## What the exercise asks
Quote the records in full and leave their pictures out.

## Data section
-------

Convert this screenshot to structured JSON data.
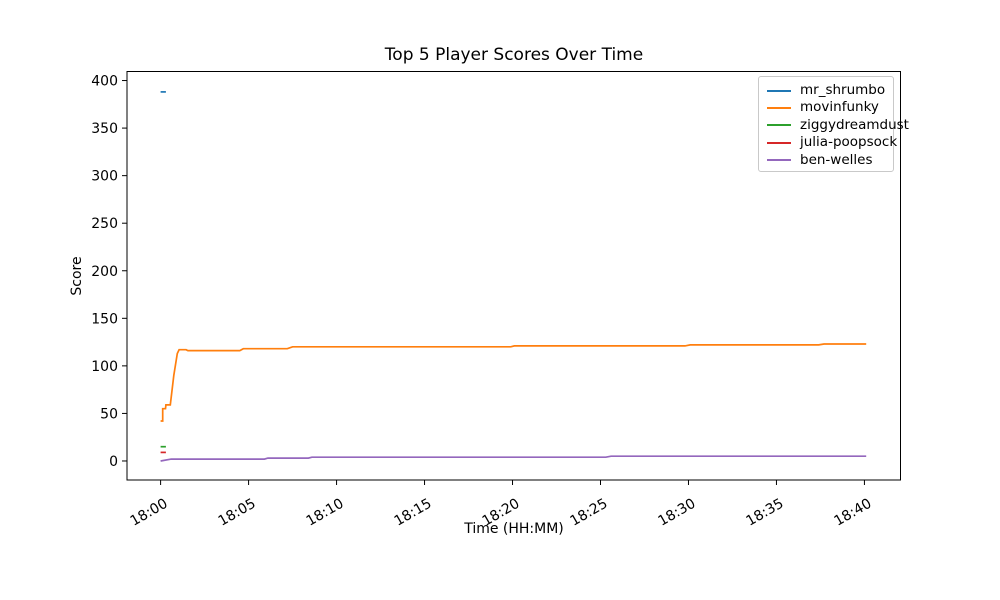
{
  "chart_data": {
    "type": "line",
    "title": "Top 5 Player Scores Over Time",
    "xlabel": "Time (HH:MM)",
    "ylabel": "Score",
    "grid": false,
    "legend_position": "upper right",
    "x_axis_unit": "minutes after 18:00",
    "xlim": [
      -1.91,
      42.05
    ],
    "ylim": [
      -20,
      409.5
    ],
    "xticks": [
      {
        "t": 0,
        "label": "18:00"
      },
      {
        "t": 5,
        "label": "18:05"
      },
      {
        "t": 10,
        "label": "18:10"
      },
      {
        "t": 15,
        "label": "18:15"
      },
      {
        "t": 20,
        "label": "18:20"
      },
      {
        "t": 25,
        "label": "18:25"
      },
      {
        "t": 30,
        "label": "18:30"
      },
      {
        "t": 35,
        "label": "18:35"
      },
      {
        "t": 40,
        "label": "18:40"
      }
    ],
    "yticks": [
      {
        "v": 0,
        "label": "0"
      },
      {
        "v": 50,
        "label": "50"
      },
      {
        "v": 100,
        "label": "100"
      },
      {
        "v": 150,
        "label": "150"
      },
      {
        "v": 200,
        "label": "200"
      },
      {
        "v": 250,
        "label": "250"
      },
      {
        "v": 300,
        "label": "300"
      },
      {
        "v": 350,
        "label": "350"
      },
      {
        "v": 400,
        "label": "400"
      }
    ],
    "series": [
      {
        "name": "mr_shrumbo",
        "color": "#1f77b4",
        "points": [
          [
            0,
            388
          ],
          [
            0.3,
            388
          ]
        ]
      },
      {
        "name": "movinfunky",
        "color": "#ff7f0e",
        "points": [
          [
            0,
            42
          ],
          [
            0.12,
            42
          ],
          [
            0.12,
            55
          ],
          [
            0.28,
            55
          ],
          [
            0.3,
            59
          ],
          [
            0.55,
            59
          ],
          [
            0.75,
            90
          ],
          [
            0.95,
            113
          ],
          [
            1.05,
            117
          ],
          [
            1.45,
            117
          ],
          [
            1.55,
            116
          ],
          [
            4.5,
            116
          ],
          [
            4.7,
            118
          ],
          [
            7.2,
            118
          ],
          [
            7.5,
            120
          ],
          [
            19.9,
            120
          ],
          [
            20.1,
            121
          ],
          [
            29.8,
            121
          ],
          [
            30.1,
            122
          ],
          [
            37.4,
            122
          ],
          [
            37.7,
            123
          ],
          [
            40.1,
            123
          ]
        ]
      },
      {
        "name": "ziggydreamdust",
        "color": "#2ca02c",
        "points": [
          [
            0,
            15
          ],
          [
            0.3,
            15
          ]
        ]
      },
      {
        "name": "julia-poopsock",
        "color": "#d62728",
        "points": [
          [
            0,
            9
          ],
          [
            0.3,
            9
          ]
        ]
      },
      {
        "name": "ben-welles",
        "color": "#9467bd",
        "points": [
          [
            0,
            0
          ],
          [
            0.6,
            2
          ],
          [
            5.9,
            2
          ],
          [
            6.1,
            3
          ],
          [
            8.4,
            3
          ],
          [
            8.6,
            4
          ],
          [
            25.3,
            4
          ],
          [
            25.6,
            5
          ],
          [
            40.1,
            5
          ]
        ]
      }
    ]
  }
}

-------

## Result of this task
Convert this screenshot to structured JSON data.
{
  "chart_data": {
    "type": "line",
    "title": "Top 5 Player Scores Over Time",
    "xlabel": "Time (HH:MM)",
    "ylabel": "Score",
    "grid": false,
    "legend_position": "upper right",
    "x_axis_unit": "minutes after 18:00",
    "xlim": [
      -1.91,
      42.05
    ],
    "ylim": [
      -20,
      409.5
    ],
    "xticks": [
      {
        "t": 0,
        "label": "18:00"
      },
      {
        "t": 5,
        "label": "18:05"
      },
      {
        "t": 10,
        "label": "18:10"
      },
      {
        "t": 15,
        "label": "18:15"
      },
      {
        "t": 20,
        "label": "18:20"
      },
      {
        "t": 25,
        "label": "18:25"
      },
      {
        "t": 30,
        "label": "18:30"
      },
      {
        "t": 35,
        "label": "18:35"
      },
      {
        "t": 40,
        "label": "18:40"
      }
    ],
    "yticks": [
      {
        "v": 0,
        "label": "0"
      },
      {
        "v": 50,
        "label": "50"
      },
      {
        "v": 100,
        "label": "100"
      },
      {
        "v": 150,
        "label": "150"
      },
      {
        "v": 200,
        "label": "200"
      },
      {
        "v": 250,
        "label": "250"
      },
      {
        "v": 300,
        "label": "300"
      },
      {
        "v": 350,
        "label": "350"
      },
      {
        "v": 400,
        "label": "400"
      }
    ],
    "series": [
      {
        "name": "mr_shrumbo",
        "color": "#1f77b4",
        "points": [
          [
            0,
            388
          ],
          [
            0.3,
            388
          ]
        ]
      },
      {
        "name": "movinfunky",
        "color": "#ff7f0e",
        "points": [
          [
            0,
            42
          ],
          [
            0.12,
            42
          ],
          [
            0.12,
            55
          ],
          [
            0.28,
            55
          ],
          [
            0.3,
            59
          ],
          [
            0.55,
            59
          ],
          [
            0.75,
            90
          ],
          [
            0.95,
            113
          ],
          [
            1.05,
            117
          ],
          [
            1.45,
            117
          ],
          [
            1.55,
            116
          ],
          [
            4.5,
            116
          ],
          [
            4.7,
            118
          ],
          [
            7.2,
            118
          ],
          [
            7.5,
            120
          ],
          [
            19.9,
            120
          ],
          [
            20.1,
            121
          ],
          [
            29.8,
            121
          ],
          [
            30.1,
            122
          ],
          [
            37.4,
            122
          ],
          [
            37.7,
            123
          ],
          [
            40.1,
            123
          ]
        ]
      },
      {
        "name": "ziggydreamdust",
        "color": "#2ca02c",
        "points": [
          [
            0,
            15
          ],
          [
            0.3,
            15
          ]
        ]
      },
      {
        "name": "julia-poopsock",
        "color": "#d62728",
        "points": [
          [
            0,
            9
          ],
          [
            0.3,
            9
          ]
        ]
      },
      {
        "name": "ben-welles",
        "color": "#9467bd",
        "points": [
          [
            0,
            0
          ],
          [
            0.6,
            2
          ],
          [
            5.9,
            2
          ],
          [
            6.1,
            3
          ],
          [
            8.4,
            3
          ],
          [
            8.6,
            4
          ],
          [
            25.3,
            4
          ],
          [
            25.6,
            5
          ],
          [
            40.1,
            5
          ]
        ]
      }
    ]
  }
}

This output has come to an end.